Figure record listings:
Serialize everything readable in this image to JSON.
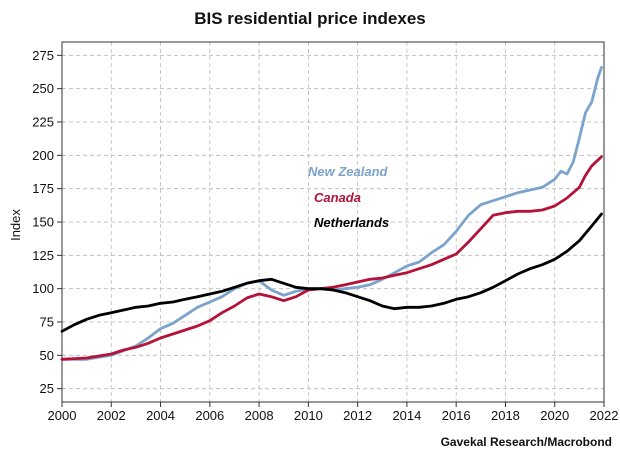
{
  "chart_data": {
    "type": "line",
    "title": "BIS residential price indexes",
    "ylabel": "Index",
    "xlabel": "",
    "source": "Gavekal Research/Macrobond",
    "xlim": [
      2000,
      2022
    ],
    "ylim": [
      15,
      285
    ],
    "x_ticks": [
      2000,
      2002,
      2004,
      2006,
      2008,
      2010,
      2012,
      2014,
      2016,
      2018,
      2020,
      2022
    ],
    "y_ticks": [
      25,
      50,
      75,
      100,
      125,
      150,
      175,
      200,
      225,
      250,
      275
    ],
    "grid": true,
    "legend_position": "inline-center-left",
    "series": [
      {
        "name": "New Zealand",
        "color": "#7ba3cc",
        "points": [
          [
            2000,
            47
          ],
          [
            2001,
            47
          ],
          [
            2002,
            50
          ],
          [
            2003,
            57
          ],
          [
            2003.5,
            63
          ],
          [
            2004,
            70
          ],
          [
            2004.5,
            74
          ],
          [
            2005,
            80
          ],
          [
            2005.5,
            86
          ],
          [
            2006,
            90
          ],
          [
            2006.5,
            94
          ],
          [
            2007,
            100
          ],
          [
            2007.5,
            104
          ],
          [
            2008,
            106
          ],
          [
            2008.5,
            99
          ],
          [
            2009,
            95
          ],
          [
            2009.5,
            98
          ],
          [
            2010,
            100
          ],
          [
            2010.5,
            100
          ],
          [
            2011,
            99
          ],
          [
            2011.5,
            100
          ],
          [
            2012,
            101
          ],
          [
            2012.5,
            103
          ],
          [
            2013,
            107
          ],
          [
            2013.5,
            112
          ],
          [
            2014,
            117
          ],
          [
            2014.5,
            120
          ],
          [
            2015,
            127
          ],
          [
            2015.5,
            133
          ],
          [
            2016,
            143
          ],
          [
            2016.5,
            155
          ],
          [
            2017,
            163
          ],
          [
            2017.5,
            166
          ],
          [
            2018,
            169
          ],
          [
            2018.5,
            172
          ],
          [
            2019,
            174
          ],
          [
            2019.5,
            176
          ],
          [
            2020,
            182
          ],
          [
            2020.25,
            188
          ],
          [
            2020.5,
            186
          ],
          [
            2020.75,
            195
          ],
          [
            2021,
            213
          ],
          [
            2021.25,
            232
          ],
          [
            2021.5,
            240
          ],
          [
            2021.75,
            258
          ],
          [
            2021.9,
            266
          ]
        ]
      },
      {
        "name": "Canada",
        "color": "#b5123a",
        "points": [
          [
            2000,
            47
          ],
          [
            2001,
            48
          ],
          [
            2002,
            51
          ],
          [
            2002.5,
            54
          ],
          [
            2003,
            56
          ],
          [
            2003.5,
            59
          ],
          [
            2004,
            63
          ],
          [
            2004.5,
            66
          ],
          [
            2005,
            69
          ],
          [
            2005.5,
            72
          ],
          [
            2006,
            76
          ],
          [
            2006.5,
            82
          ],
          [
            2007,
            87
          ],
          [
            2007.5,
            93
          ],
          [
            2008,
            96
          ],
          [
            2008.5,
            94
          ],
          [
            2009,
            91
          ],
          [
            2009.5,
            94
          ],
          [
            2010,
            99
          ],
          [
            2010.5,
            100
          ],
          [
            2011,
            101
          ],
          [
            2011.5,
            103
          ],
          [
            2012,
            105
          ],
          [
            2012.5,
            107
          ],
          [
            2013,
            108
          ],
          [
            2013.5,
            110
          ],
          [
            2014,
            112
          ],
          [
            2014.5,
            115
          ],
          [
            2015,
            118
          ],
          [
            2015.5,
            122
          ],
          [
            2016,
            126
          ],
          [
            2016.5,
            135
          ],
          [
            2017,
            145
          ],
          [
            2017.5,
            155
          ],
          [
            2018,
            157
          ],
          [
            2018.5,
            158
          ],
          [
            2019,
            158
          ],
          [
            2019.5,
            159
          ],
          [
            2020,
            162
          ],
          [
            2020.5,
            168
          ],
          [
            2021,
            176
          ],
          [
            2021.25,
            185
          ],
          [
            2021.5,
            192
          ],
          [
            2021.9,
            199
          ]
        ]
      },
      {
        "name": "Netherlands",
        "color": "#000000",
        "points": [
          [
            2000,
            68
          ],
          [
            2000.5,
            73
          ],
          [
            2001,
            77
          ],
          [
            2001.5,
            80
          ],
          [
            2002,
            82
          ],
          [
            2002.5,
            84
          ],
          [
            2003,
            86
          ],
          [
            2003.5,
            87
          ],
          [
            2004,
            89
          ],
          [
            2004.5,
            90
          ],
          [
            2005,
            92
          ],
          [
            2005.5,
            94
          ],
          [
            2006,
            96
          ],
          [
            2006.5,
            98
          ],
          [
            2007,
            101
          ],
          [
            2007.5,
            104
          ],
          [
            2008,
            106
          ],
          [
            2008.5,
            107
          ],
          [
            2009,
            104
          ],
          [
            2009.5,
            101
          ],
          [
            2010,
            100
          ],
          [
            2010.5,
            100
          ],
          [
            2011,
            99
          ],
          [
            2011.5,
            97
          ],
          [
            2012,
            94
          ],
          [
            2012.5,
            91
          ],
          [
            2013,
            87
          ],
          [
            2013.5,
            85
          ],
          [
            2014,
            86
          ],
          [
            2014.5,
            86
          ],
          [
            2015,
            87
          ],
          [
            2015.5,
            89
          ],
          [
            2016,
            92
          ],
          [
            2016.5,
            94
          ],
          [
            2017,
            97
          ],
          [
            2017.5,
            101
          ],
          [
            2018,
            106
          ],
          [
            2018.5,
            111
          ],
          [
            2019,
            115
          ],
          [
            2019.5,
            118
          ],
          [
            2020,
            122
          ],
          [
            2020.5,
            128
          ],
          [
            2021,
            136
          ],
          [
            2021.5,
            147
          ],
          [
            2021.9,
            156
          ]
        ]
      }
    ]
  }
}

DIRECTIVE.
Every line of text is to be repeated exactly; pictures are left out.

EXERCISE RESPONSE.
Serialize everything readable in this image to JSON.
{
  "chart_data": {
    "type": "line",
    "title": "BIS residential price indexes",
    "ylabel": "Index",
    "xlabel": "",
    "source": "Gavekal Research/Macrobond",
    "xlim": [
      2000,
      2022
    ],
    "ylim": [
      15,
      285
    ],
    "x_ticks": [
      2000,
      2002,
      2004,
      2006,
      2008,
      2010,
      2012,
      2014,
      2016,
      2018,
      2020,
      2022
    ],
    "y_ticks": [
      25,
      50,
      75,
      100,
      125,
      150,
      175,
      200,
      225,
      250,
      275
    ],
    "grid": true,
    "legend_position": "inline-center-left",
    "series": [
      {
        "name": "New Zealand",
        "color": "#7ba3cc",
        "points": [
          [
            2000,
            47
          ],
          [
            2001,
            47
          ],
          [
            2002,
            50
          ],
          [
            2003,
            57
          ],
          [
            2003.5,
            63
          ],
          [
            2004,
            70
          ],
          [
            2004.5,
            74
          ],
          [
            2005,
            80
          ],
          [
            2005.5,
            86
          ],
          [
            2006,
            90
          ],
          [
            2006.5,
            94
          ],
          [
            2007,
            100
          ],
          [
            2007.5,
            104
          ],
          [
            2008,
            106
          ],
          [
            2008.5,
            99
          ],
          [
            2009,
            95
          ],
          [
            2009.5,
            98
          ],
          [
            2010,
            100
          ],
          [
            2010.5,
            100
          ],
          [
            2011,
            99
          ],
          [
            2011.5,
            100
          ],
          [
            2012,
            101
          ],
          [
            2012.5,
            103
          ],
          [
            2013,
            107
          ],
          [
            2013.5,
            112
          ],
          [
            2014,
            117
          ],
          [
            2014.5,
            120
          ],
          [
            2015,
            127
          ],
          [
            2015.5,
            133
          ],
          [
            2016,
            143
          ],
          [
            2016.5,
            155
          ],
          [
            2017,
            163
          ],
          [
            2017.5,
            166
          ],
          [
            2018,
            169
          ],
          [
            2018.5,
            172
          ],
          [
            2019,
            174
          ],
          [
            2019.5,
            176
          ],
          [
            2020,
            182
          ],
          [
            2020.25,
            188
          ],
          [
            2020.5,
            186
          ],
          [
            2020.75,
            195
          ],
          [
            2021,
            213
          ],
          [
            2021.25,
            232
          ],
          [
            2021.5,
            240
          ],
          [
            2021.75,
            258
          ],
          [
            2021.9,
            266
          ]
        ]
      },
      {
        "name": "Canada",
        "color": "#b5123a",
        "points": [
          [
            2000,
            47
          ],
          [
            2001,
            48
          ],
          [
            2002,
            51
          ],
          [
            2002.5,
            54
          ],
          [
            2003,
            56
          ],
          [
            2003.5,
            59
          ],
          [
            2004,
            63
          ],
          [
            2004.5,
            66
          ],
          [
            2005,
            69
          ],
          [
            2005.5,
            72
          ],
          [
            2006,
            76
          ],
          [
            2006.5,
            82
          ],
          [
            2007,
            87
          ],
          [
            2007.5,
            93
          ],
          [
            2008,
            96
          ],
          [
            2008.5,
            94
          ],
          [
            2009,
            91
          ],
          [
            2009.5,
            94
          ],
          [
            2010,
            99
          ],
          [
            2010.5,
            100
          ],
          [
            2011,
            101
          ],
          [
            2011.5,
            103
          ],
          [
            2012,
            105
          ],
          [
            2012.5,
            107
          ],
          [
            2013,
            108
          ],
          [
            2013.5,
            110
          ],
          [
            2014,
            112
          ],
          [
            2014.5,
            115
          ],
          [
            2015,
            118
          ],
          [
            2015.5,
            122
          ],
          [
            2016,
            126
          ],
          [
            2016.5,
            135
          ],
          [
            2017,
            145
          ],
          [
            2017.5,
            155
          ],
          [
            2018,
            157
          ],
          [
            2018.5,
            158
          ],
          [
            2019,
            158
          ],
          [
            2019.5,
            159
          ],
          [
            2020,
            162
          ],
          [
            2020.5,
            168
          ],
          [
            2021,
            176
          ],
          [
            2021.25,
            185
          ],
          [
            2021.5,
            192
          ],
          [
            2021.9,
            199
          ]
        ]
      },
      {
        "name": "Netherlands",
        "color": "#000000",
        "points": [
          [
            2000,
            68
          ],
          [
            2000.5,
            73
          ],
          [
            2001,
            77
          ],
          [
            2001.5,
            80
          ],
          [
            2002,
            82
          ],
          [
            2002.5,
            84
          ],
          [
            2003,
            86
          ],
          [
            2003.5,
            87
          ],
          [
            2004,
            89
          ],
          [
            2004.5,
            90
          ],
          [
            2005,
            92
          ],
          [
            2005.5,
            94
          ],
          [
            2006,
            96
          ],
          [
            2006.5,
            98
          ],
          [
            2007,
            101
          ],
          [
            2007.5,
            104
          ],
          [
            2008,
            106
          ],
          [
            2008.5,
            107
          ],
          [
            2009,
            104
          ],
          [
            2009.5,
            101
          ],
          [
            2010,
            100
          ],
          [
            2010.5,
            100
          ],
          [
            2011,
            99
          ],
          [
            2011.5,
            97
          ],
          [
            2012,
            94
          ],
          [
            2012.5,
            91
          ],
          [
            2013,
            87
          ],
          [
            2013.5,
            85
          ],
          [
            2014,
            86
          ],
          [
            2014.5,
            86
          ],
          [
            2015,
            87
          ],
          [
            2015.5,
            89
          ],
          [
            2016,
            92
          ],
          [
            2016.5,
            94
          ],
          [
            2017,
            97
          ],
          [
            2017.5,
            101
          ],
          [
            2018,
            106
          ],
          [
            2018.5,
            111
          ],
          [
            2019,
            115
          ],
          [
            2019.5,
            118
          ],
          [
            2020,
            122
          ],
          [
            2020.5,
            128
          ],
          [
            2021,
            136
          ],
          [
            2021.5,
            147
          ],
          [
            2021.9,
            156
          ]
        ]
      }
    ]
  }
}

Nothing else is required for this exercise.